Texte étudié:
*-*-*

En fin de séjour, le directeur nous reçoit courtoisement pour connaître nos impressions et nous livre sa vision d’avenir. Nous établissons ensemble des priorités, à commencer par la participation incontournable d’un technicien ou ingénieur biomédical pour les futures missions, afin de débuter une stratégie de maintenance du matériel chirurgical et anesthésique existant (notamment étudier le potentiel encore exploitable des vieux respirateurs). Créer une collaboration entre TEO2004 et les techniciens locaux lors des missions et avoir recours à des avis par mail entre les missions est un de ses souhaits. Il nous exprime ses vœux de collaboration active.
L’enseignement
Une après-midi est consacrée aux cours : Laure MARTIN aborde l’anesthésie caudale et l’anesthésie ambulatoire avec les médecins et infirmières anesthésistes. Ils sont très intéressés, posent beaucoup de questions. Les médecins anesthésistes ont, pour la plupart, fait des stages en Europe et connaissent les hôpitaux parisiens et belges. Nadine TRAVERS expose la prise en charge des craniosténoses avec les neurochirurgiens (internes et séniors) avec lesquels les échanges sont riches.

*-*-*

Données fournies:

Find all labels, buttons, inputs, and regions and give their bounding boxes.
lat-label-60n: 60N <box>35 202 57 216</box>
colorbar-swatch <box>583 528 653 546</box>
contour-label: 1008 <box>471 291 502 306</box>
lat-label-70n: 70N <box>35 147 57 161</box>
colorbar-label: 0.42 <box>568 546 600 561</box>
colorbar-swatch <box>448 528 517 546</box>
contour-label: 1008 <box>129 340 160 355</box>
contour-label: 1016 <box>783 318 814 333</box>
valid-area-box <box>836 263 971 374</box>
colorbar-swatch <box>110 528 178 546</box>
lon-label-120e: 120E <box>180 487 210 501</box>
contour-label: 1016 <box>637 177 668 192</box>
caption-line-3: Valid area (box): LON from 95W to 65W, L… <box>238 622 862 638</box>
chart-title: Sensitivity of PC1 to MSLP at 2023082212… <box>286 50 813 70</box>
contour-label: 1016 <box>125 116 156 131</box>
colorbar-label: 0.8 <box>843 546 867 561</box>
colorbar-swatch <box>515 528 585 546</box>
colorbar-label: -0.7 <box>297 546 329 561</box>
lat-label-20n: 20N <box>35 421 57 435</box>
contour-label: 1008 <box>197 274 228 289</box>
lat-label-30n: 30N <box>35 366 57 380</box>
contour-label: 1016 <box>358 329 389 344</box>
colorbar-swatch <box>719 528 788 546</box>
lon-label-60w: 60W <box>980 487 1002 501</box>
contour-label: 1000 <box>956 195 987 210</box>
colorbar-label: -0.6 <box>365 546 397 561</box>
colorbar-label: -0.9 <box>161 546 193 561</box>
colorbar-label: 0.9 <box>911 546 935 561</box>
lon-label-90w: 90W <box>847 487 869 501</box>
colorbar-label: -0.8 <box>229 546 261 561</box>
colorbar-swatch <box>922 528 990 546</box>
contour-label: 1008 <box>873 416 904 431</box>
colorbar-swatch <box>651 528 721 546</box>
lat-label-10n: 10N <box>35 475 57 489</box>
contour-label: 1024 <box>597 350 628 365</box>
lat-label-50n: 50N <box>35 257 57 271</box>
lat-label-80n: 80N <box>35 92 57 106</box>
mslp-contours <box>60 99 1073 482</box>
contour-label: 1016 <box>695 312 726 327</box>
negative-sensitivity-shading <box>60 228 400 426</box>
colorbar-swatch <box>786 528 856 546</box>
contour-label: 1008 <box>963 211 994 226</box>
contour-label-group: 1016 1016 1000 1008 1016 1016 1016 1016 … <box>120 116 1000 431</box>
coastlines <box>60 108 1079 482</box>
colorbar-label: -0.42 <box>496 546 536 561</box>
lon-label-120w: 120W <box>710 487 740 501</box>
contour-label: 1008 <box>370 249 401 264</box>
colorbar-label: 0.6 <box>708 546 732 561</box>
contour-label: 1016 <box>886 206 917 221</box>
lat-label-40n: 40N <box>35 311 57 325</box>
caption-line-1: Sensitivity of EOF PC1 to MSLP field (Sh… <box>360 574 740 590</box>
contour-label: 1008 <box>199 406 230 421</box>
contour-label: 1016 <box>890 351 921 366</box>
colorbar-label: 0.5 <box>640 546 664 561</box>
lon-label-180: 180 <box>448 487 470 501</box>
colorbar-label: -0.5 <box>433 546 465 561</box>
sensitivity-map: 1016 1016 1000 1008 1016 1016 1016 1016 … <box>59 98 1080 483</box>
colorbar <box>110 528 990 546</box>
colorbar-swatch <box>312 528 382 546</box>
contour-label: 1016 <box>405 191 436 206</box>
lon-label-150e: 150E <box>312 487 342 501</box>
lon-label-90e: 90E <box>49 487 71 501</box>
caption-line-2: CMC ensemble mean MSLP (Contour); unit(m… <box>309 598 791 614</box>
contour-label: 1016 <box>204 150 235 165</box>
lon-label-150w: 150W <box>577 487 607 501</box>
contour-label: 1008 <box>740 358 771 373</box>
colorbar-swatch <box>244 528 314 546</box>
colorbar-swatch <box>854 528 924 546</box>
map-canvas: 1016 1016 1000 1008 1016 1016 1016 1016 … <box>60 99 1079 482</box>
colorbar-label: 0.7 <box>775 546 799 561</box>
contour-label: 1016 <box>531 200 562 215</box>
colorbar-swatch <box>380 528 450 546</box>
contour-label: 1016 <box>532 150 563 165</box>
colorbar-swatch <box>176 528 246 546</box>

*-*-*

Liste des activités:
1 – Pouvez-vous résumer le texte étudié en deux phrases ?
2 – Les affirmations suivantes concordent-elles avec le texte étudié ? Répondez à chacune par oui ou par non, en citant les mots du texte qui tranchent.
(a) La plupart des médecins anesthésistes ont fait des stages en Europe.
(b) Le directeur souhaite que les avis entre les missions soient donnés par téléphone.
(c) Nadine TRAVERS traite de l’anesthésie ambulatoire.

Réponses aux activités:
1 – En fin de séjour, le directeur recueille les impressions des membres de la mission et fixe avec eux des priorités, dont la participation d’un technicien ou ingénieur biomédical aux futures missions pour entretenir le matériel chirurgical et anesthésique, et il exprime ses vœux de collaboration active. Une après-midi de cours permet à Laure MARTIN d’aborder l’anesthésie caudale et l’anesthésie ambulatoire avec les médecins et infirmières anesthésistes, et à Nadine TRAVERS d’exposer la prise en charge des craniosténoses aux neurochirurgiens.

2 –
(a) Oui : « Les médecins anesthésistes ont, pour la plupart, fait des stages en Europe ».
(b) Non : « avoir recours à des avis par mail entre les missions ».
(c) Non : « Laure MARTIN aborde l’anesthésie caudale et l’anesthésie ambulatoire ».